# Extrait à lire
**********
Quant au Dieu juif de l'Ancien Testament, il est, écrit Sigrid Hunke, un dieu des vivants et non des morts, lesquels sont à jamais séparés de lui. Ce Dieu n'entretient aucune relation avec le phénomène de la mort, avec les morts, avec le règne de la mort. Sa toute-puissance s'arrête là. La mort, dans le monde hébraïque, est fin absolue, négation, non-être définitif. Iavhé n'a aucun pouvoir sur Shéol, l'univers des défunts dans l'imaginaire hébraïque. Le corps du défunt rejoint la terre, la Terre-mère, que vénéraient les tribus sémitiques du Proche-Orient. Le Iahvisme, inauguré par Moïse, rompt les ponts avec cette religiosité tellurique des Sémites, entraînant un effondrement et une disparition des cultes voués aux défunts. Plus tard, après l'exil babylonien, les prophètes Ezra, Daniel et Enoch, renforcent cette radicale altérité entre l'au-delà iavhique et l'en-deça terrestre, par une instrumentalisation des dualismes issus de Perse. Dès lors, la césure entre l'esprit et la chair, entre Iavhé et l'homo peccator (l'homme pécheur), entre la Vie et la Mort, se fait encore plus absolue, plus brutale, plus définitive. Mais cette césure terrible, angoissante, se voit corrigée, par certaines influences iraniennes: désormais, à ce monde de larmes et de sang s'oppose l'espoir de voir un jour advenir un monde meilleur, rempli de cette "lumière" dont les Iraniens avaient le culte.  Mais seul le peuple élu, obéissant à Iavhé en toutes circonstances, pourra bénéficier de cette grâce.

 

Le Dieu de l'Islam est l'ami des croyants, de ceux qui lui sont dévoués. Il leur accorde son amour et sa miséricorde. La Terre n'est pas réceptacle de péché: le péché découle du choix de chaque créature, libre de faire le bien ou le mal. L'Islam ne connaît pas de catastrophe dans la dimension historique, comme le iahvisme vétéro-testamentaire et le christianisme, mais bien plutôt une catastrophe globale, cosmique, après laquelle Allah recréera le monde, car telle est sa volonté et parce qu'il aime sa création et refuse qu'on la dévalorise.

 

Les dieux de la Grèce antique sont des immortels qui font face aux mortels. Pour Sigrid Hunke, contrairement à l'avis de beaucoup d'hellénisants, la Grèce affirme la radicale altérité entre la sphère du divin et la sphère de l'humain. Le destin mortel des hommes ne préoccupe pas les dieux, écrit-elle, et les âmes, libérées de leurs prisons corporelles, errent, pendant des siècles et des siècles, souillées par leur contact avec une chair mortelle pour éventuellement ensuite retourner dans l'empyrée d'où elles proviennent.
**********
# Données de travail
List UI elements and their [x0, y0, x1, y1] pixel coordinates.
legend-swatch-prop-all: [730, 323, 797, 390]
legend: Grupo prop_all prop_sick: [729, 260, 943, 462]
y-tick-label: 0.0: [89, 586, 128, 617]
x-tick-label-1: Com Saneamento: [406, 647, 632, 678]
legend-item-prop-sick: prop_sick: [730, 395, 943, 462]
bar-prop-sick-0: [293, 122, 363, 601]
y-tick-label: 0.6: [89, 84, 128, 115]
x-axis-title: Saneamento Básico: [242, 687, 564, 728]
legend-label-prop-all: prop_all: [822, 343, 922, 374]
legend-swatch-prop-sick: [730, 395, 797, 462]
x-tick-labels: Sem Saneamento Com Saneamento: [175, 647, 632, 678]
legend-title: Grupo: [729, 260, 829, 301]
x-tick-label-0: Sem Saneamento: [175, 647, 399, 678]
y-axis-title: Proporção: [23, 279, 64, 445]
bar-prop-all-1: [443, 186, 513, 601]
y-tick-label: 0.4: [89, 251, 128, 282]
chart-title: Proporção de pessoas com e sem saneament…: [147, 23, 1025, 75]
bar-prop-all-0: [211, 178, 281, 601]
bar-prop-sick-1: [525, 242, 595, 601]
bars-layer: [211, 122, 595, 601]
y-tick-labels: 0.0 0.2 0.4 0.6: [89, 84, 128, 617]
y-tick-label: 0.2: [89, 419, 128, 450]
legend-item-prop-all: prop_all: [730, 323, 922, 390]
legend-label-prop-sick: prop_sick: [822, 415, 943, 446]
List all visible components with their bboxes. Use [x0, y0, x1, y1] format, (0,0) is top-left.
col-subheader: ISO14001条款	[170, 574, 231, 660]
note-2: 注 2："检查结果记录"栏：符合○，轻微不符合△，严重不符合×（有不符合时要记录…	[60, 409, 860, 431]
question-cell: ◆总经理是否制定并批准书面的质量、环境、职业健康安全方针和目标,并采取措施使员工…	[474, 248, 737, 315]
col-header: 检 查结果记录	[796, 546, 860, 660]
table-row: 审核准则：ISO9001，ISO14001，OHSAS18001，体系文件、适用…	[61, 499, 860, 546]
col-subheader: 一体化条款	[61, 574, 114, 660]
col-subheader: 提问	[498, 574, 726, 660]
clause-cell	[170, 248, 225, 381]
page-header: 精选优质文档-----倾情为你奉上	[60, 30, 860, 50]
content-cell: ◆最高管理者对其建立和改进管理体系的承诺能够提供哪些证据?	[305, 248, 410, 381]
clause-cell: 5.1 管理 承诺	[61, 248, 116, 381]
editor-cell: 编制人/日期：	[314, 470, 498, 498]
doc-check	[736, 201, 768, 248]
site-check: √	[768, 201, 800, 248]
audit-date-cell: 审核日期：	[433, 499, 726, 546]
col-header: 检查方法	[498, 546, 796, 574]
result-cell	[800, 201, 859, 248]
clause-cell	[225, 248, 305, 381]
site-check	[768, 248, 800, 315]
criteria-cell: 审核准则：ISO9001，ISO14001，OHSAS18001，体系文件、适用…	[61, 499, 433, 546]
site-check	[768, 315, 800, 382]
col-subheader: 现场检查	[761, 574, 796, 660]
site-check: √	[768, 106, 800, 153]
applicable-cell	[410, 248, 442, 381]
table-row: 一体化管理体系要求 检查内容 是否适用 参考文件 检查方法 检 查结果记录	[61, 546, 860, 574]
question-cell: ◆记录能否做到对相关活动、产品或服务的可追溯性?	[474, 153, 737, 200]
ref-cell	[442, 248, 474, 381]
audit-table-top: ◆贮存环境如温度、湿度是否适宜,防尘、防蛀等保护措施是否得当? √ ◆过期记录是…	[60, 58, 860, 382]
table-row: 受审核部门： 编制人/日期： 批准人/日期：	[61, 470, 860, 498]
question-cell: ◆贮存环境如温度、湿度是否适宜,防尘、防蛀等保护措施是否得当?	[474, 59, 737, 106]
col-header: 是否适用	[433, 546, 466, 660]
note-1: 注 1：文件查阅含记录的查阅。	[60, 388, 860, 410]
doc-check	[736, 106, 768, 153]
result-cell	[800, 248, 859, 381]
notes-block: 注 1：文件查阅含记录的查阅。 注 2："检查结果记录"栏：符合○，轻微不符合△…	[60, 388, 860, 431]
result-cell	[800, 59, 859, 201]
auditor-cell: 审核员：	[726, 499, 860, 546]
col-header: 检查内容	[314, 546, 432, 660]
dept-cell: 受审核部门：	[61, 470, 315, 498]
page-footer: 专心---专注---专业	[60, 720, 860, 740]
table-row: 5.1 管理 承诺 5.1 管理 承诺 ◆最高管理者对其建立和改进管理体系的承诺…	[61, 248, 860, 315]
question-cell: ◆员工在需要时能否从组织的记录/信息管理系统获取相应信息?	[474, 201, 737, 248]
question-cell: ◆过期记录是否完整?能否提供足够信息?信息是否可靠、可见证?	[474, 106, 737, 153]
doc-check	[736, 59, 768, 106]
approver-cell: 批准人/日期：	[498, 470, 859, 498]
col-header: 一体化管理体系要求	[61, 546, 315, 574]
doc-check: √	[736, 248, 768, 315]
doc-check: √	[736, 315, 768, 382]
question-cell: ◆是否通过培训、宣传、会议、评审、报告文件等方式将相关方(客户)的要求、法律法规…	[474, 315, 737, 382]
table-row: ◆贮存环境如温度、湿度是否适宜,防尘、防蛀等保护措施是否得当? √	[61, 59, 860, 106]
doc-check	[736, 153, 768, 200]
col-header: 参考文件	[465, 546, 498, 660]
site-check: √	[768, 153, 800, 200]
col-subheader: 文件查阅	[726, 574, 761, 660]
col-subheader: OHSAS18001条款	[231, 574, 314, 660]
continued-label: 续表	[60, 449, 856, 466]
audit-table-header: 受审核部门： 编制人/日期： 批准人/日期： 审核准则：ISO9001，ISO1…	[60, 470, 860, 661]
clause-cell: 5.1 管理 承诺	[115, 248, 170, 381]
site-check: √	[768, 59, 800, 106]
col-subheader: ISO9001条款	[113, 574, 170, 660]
**********
# Consignes
1 – Quels prophètes l'extrait sur les conceptions divines de la mort présente-t-il comme actifs après l'exil babylonien ? Citez-les tous.
2 – Dans les enregistrements, remplacez « Saneamento » par « Esgoto » depuis le début jusqu'à la ligne contenant « y-tick-label: 0.4: [89, 251, 128, 282] », celle-ci comprise. Reproduisez uniquement ces lignes, sans autre modification.
L'extrait et les enregistrements forment deux ensembles distincts, sans lien entre eux.

# Corrigé
1 – Ezra, Daniel et Enoch.

2 –
List UI elements and their [x0, y0, x1, y1] pixel coordinates.
legend-swatch-prop-all: [730, 323, 797, 390]
legend: Grupo prop_all prop_sick: [729, 260, 943, 462]
y-tick-label: 0.0: [89, 586, 128, 617]
x-tick-label-1: Com Esgoto: [406, 647, 632, 678]
legend-item-prop-sick: prop_sick: [730, 395, 943, 462]
bar-prop-sick-0: [293, 122, 363, 601]
y-tick-label: 0.6: [89, 84, 128, 115]
x-axis-title: Esgoto Básico: [242, 687, 564, 728]
legend-label-prop-all: prop_all: [822, 343, 922, 374]
legend-swatch-prop-sick: [730, 395, 797, 462]
x-tick-labels: Sem Esgoto Com Esgoto: [175, 647, 632, 678]
legend-title: Grupo: [729, 260, 829, 301]
x-tick-label-0: Sem Esgoto: [175, 647, 399, 678]
y-axis-title: Proporção: [23, 279, 64, 445]
bar-prop-all-1: [443, 186, 513, 601]
y-tick-label: 0.4: [89, 251, 128, 282]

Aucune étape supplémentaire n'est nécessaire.